This dichotomy does not only hold for real walls, realised by actual objects in
$\bddderived(X)$, but also for pseudowalls. Here pseudowalls are defined as
`potential' walls, induced by hypothetical Chern characters of destabilizers
which satisfy certain numerical conditions which would be satisfied by any real
destabilizer, regardless of whether they are realised by actual semistabilizers
in $\bddderived(X)$.
Since real walls are a subset of pseudowalls, the irrational $\beta_{-}$ case
follows immediately from the corresponding case for real walls.
However, the rational $\beta_{-}$ case involves showing that the following
conditions only admit finitely many solutions (despite the fact that the same
conditions admit infinitely many solutions when $\beta_{-}$ is irrational).
For a destabilizing sequence
$E \hookrightarrow F \twoheadrightarrow G$ in $\mathcal{B}^\beta$
we have the following conditions.
There are some Bogomolov-Gieseker type inequalities:
$0 \leq \Delta(E), \Delta(G)$ and $\Delta(E) + \Delta(G) \leq \Delta(F)$.
We also have a condition relating to the tilt category $\firsttilt\beta$:
$0 \leq \chern^\beta_1(E) \leq \chern^\beta_1(F)$.

**Available data**
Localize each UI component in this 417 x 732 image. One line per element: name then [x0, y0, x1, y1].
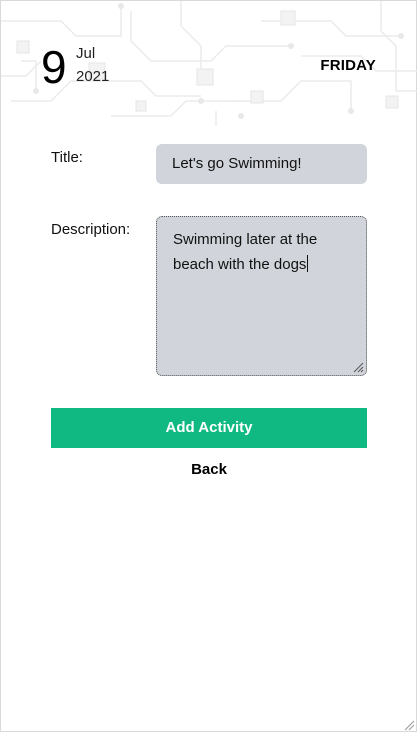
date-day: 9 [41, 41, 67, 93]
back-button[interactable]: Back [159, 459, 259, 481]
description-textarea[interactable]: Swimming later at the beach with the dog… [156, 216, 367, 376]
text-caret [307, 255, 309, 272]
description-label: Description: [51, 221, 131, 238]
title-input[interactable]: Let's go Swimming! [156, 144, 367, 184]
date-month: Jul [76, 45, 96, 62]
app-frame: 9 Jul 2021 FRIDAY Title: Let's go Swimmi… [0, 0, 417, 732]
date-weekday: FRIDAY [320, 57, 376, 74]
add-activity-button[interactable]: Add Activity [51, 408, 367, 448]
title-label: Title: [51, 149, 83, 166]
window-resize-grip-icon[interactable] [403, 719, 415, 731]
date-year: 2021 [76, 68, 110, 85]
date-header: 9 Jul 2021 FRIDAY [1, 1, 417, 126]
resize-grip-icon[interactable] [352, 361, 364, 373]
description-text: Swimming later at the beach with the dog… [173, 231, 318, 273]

--

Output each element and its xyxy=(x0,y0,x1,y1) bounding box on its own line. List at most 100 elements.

* * *

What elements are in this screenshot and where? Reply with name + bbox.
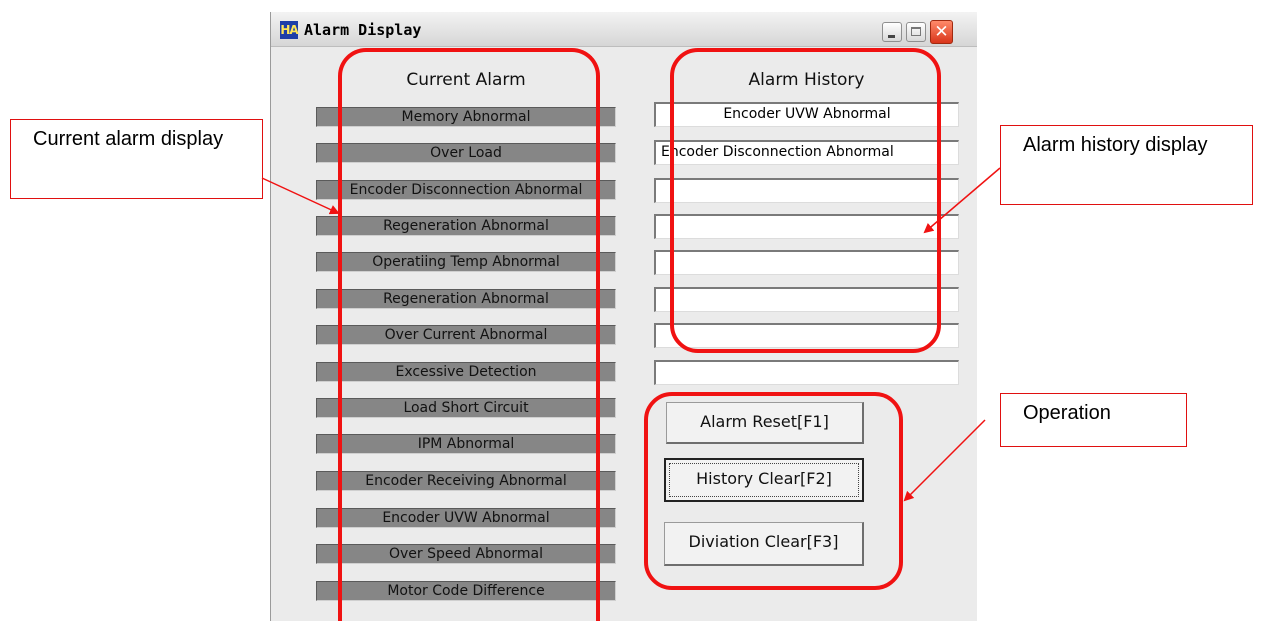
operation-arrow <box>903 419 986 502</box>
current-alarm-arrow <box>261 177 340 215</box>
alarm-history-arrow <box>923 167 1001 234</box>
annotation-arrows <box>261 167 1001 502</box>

**What is asked**
[a] Collect every line of the entries that contains the string "grip".
[b] Carry on the passage on pseudowalls and destabilizing sequences from its last sentence.
The entries are unrelated to the passage on pseudowalls.

**Answers per task**
[a]
window-resize-grip-icon[interactable] [403, 719, 415, 731]
resize-grip-icon[interactable] [352, 361, 364, 373]

[b]
Finally, there's a condition ensuring that the radius of the circular wall is
strictly positive: $\chern^{\beta_{-}}_2(E) > 0$.
For any fixed $\chern_0(E)$, the inequality
$0 \leq \chern^{\beta}_1(E) \leq \chern^{\beta}_1(F)$,
allows us to bound $\chern_1(E)$. Then, the other inequalities allow us to
bound $\chern_2(E)$. The final part to showing the finiteness of pseudowalls
would be bounding $\chern_0(E)$. This has been hinted at in [ref] and done
explicitly by Benjamin Schmidt within a computer program which computes
pseudowalls. Here we discuss these bounds in more detail, along with the methods
used, followed by refinements on them which give explicit formulae for tighter
bounds on $\chern_0(E)$ of potential destabilizers $E$ of $F$.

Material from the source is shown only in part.